Across the listing below, count the lines that mention the string "JSON". Reply with the figure only.

-- Begin RECORD EXTRACTS --

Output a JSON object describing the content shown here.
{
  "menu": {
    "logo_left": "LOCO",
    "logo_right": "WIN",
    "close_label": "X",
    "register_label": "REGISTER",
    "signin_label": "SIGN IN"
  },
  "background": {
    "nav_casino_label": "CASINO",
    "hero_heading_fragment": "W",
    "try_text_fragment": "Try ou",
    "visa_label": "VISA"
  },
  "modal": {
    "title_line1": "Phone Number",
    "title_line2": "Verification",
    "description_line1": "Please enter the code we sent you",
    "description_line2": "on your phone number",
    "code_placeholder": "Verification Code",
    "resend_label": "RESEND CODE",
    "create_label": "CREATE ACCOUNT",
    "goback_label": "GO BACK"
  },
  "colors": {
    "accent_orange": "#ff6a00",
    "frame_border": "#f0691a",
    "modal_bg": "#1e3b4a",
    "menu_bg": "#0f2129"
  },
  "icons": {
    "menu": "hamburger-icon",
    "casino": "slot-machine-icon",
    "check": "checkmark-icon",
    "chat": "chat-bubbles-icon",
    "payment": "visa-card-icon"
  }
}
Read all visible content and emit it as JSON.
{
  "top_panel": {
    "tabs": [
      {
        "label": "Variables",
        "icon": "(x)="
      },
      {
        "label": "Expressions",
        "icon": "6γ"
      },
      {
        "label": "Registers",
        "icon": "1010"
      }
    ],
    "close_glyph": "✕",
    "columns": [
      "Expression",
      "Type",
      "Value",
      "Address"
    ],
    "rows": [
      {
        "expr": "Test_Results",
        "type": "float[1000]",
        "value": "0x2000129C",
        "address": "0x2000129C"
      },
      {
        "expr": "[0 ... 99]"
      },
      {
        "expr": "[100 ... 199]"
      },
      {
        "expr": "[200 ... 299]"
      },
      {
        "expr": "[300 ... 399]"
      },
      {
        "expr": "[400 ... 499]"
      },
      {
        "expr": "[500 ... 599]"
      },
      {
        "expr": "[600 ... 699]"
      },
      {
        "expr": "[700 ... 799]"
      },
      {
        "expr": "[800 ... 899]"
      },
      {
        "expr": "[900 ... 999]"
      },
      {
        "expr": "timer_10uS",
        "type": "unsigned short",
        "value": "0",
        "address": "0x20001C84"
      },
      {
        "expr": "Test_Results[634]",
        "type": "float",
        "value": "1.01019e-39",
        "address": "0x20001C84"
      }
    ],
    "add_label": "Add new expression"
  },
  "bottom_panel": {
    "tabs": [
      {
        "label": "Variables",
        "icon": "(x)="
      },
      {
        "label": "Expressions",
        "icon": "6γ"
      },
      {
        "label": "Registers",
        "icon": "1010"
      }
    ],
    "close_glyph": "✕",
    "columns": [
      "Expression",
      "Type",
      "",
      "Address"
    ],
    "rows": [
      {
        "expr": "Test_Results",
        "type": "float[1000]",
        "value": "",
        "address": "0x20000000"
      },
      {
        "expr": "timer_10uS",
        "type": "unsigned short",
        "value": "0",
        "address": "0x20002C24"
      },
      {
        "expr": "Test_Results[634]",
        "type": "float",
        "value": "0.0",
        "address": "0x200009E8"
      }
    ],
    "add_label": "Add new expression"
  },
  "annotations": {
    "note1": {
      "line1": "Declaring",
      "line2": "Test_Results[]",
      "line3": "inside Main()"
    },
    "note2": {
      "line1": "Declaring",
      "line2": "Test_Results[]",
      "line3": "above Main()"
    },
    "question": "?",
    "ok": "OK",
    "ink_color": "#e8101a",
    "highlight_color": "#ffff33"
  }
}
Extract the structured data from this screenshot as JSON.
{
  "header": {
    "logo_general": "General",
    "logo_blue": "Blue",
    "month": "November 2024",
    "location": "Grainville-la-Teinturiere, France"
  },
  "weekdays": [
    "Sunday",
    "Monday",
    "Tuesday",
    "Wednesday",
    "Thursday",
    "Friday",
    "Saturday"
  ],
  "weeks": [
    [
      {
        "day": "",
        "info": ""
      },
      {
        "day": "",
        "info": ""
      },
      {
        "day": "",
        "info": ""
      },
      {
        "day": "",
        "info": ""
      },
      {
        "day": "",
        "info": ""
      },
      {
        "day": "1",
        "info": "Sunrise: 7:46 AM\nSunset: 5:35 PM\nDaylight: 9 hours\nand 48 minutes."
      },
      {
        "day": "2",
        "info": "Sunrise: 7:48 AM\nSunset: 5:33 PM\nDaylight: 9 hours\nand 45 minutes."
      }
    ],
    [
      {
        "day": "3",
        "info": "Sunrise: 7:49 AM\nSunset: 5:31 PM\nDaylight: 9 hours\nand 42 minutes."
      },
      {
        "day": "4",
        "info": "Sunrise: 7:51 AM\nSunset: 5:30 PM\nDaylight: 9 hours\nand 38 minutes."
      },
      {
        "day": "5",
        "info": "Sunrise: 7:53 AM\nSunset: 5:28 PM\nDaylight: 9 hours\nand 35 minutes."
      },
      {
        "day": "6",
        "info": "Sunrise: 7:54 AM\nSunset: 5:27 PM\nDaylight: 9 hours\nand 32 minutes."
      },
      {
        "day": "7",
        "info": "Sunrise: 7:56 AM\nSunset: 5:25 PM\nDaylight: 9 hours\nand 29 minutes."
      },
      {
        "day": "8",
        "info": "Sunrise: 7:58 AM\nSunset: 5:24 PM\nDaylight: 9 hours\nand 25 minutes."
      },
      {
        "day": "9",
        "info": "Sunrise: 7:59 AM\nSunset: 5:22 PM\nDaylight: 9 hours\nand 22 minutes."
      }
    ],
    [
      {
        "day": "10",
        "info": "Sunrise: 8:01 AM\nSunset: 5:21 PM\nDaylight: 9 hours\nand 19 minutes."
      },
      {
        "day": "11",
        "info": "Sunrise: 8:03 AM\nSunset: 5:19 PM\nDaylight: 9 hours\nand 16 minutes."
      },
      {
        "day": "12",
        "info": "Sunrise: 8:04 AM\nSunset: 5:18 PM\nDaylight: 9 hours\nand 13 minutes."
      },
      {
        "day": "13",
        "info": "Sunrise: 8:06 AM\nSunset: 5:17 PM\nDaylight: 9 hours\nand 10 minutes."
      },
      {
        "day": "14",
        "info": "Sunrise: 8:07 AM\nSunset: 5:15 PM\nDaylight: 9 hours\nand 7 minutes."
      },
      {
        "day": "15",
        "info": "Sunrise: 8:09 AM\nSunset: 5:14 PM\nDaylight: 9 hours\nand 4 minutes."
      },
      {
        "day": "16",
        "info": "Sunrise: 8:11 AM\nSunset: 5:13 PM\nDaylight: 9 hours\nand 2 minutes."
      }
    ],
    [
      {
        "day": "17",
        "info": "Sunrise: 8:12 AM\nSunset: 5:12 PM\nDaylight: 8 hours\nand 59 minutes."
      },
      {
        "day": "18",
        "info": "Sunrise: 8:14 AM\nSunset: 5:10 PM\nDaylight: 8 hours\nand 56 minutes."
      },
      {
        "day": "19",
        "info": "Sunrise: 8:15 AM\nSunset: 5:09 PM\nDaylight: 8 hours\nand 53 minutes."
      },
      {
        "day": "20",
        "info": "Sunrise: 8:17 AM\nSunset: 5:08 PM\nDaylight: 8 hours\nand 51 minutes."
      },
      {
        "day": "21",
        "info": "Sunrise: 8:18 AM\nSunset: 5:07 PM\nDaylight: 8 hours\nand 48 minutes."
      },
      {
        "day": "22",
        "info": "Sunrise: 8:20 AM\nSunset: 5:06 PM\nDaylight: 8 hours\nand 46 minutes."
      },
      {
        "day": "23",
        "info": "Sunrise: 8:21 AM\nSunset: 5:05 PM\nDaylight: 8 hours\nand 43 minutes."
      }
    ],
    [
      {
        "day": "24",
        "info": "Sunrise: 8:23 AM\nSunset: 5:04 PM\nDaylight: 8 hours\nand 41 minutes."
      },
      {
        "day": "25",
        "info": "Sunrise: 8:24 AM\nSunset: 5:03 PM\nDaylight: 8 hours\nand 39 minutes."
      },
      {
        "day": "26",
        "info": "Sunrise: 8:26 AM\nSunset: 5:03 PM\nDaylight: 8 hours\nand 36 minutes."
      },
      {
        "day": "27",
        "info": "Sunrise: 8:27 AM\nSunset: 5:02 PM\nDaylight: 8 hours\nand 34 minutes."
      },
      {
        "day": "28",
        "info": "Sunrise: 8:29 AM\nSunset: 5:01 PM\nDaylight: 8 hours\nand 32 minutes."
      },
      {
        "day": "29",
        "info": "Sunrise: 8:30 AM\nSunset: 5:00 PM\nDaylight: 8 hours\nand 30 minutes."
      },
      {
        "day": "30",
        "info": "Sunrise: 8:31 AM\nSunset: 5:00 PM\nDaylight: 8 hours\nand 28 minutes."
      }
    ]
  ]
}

-- End RECORD EXTRACTS --

SOLUTION TO THE EXERCISE> 3